Stored data:
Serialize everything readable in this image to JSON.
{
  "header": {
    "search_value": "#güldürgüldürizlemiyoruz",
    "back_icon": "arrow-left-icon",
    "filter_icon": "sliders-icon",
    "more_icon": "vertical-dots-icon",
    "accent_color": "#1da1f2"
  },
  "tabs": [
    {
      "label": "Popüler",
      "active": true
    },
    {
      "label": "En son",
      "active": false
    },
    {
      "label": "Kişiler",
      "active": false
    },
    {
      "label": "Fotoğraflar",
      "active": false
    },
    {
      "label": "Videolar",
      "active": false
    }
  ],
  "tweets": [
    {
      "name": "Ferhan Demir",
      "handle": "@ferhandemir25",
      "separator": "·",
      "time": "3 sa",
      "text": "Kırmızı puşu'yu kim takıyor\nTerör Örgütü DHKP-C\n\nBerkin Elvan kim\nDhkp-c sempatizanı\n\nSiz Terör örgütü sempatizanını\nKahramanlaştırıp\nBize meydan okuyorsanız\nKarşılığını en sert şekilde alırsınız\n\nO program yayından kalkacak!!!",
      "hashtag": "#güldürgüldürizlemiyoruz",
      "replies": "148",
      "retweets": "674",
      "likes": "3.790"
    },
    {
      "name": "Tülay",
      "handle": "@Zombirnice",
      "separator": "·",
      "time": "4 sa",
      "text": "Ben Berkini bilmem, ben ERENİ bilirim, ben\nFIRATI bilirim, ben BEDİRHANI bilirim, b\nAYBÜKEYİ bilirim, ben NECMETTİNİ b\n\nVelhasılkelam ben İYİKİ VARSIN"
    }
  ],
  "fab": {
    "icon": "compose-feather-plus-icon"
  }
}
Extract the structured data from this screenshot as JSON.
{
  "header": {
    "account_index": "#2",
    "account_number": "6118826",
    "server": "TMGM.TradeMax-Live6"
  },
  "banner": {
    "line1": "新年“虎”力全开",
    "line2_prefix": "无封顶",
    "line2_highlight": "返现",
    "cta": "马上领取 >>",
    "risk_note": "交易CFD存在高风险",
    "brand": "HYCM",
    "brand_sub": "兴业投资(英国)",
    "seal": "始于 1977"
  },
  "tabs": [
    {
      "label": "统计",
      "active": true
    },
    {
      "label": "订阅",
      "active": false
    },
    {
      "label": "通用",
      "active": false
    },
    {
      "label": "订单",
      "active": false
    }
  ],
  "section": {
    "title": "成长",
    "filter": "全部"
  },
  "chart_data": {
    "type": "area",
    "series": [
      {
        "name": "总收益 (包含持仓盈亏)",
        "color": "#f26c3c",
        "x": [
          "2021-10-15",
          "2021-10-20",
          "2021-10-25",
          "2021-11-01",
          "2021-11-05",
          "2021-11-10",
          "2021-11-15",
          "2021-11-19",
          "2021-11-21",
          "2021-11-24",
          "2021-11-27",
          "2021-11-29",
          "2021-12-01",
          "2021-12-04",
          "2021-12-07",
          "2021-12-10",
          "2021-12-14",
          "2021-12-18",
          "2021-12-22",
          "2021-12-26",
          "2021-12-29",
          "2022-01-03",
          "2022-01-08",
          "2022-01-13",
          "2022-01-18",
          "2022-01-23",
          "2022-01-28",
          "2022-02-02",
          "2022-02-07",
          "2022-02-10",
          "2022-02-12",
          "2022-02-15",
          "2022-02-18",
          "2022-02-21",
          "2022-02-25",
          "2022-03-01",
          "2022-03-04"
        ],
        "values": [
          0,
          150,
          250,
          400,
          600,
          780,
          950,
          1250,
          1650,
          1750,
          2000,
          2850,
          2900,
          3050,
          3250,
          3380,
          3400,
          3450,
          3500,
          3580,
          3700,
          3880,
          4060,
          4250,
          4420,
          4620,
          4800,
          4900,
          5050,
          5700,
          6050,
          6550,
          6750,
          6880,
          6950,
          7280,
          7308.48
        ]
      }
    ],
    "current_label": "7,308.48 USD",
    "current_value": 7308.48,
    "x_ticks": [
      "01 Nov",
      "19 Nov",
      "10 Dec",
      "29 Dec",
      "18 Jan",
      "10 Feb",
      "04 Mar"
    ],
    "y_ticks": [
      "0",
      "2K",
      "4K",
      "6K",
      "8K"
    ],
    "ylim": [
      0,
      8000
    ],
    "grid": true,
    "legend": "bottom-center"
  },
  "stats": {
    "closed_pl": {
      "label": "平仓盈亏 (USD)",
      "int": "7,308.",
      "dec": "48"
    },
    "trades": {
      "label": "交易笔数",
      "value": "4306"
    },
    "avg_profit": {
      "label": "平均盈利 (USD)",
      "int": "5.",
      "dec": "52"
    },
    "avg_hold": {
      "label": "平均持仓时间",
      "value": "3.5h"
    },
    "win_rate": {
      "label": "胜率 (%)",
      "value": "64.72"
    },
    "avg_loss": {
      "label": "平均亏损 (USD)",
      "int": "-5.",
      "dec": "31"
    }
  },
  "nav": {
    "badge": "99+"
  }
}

**Your instructions**
Extract every line containing the string "JSON" from the data above.

**Right answer**
Serialize everything readable in this image to JSON.
Extract the structured data from this screenshot as JSON.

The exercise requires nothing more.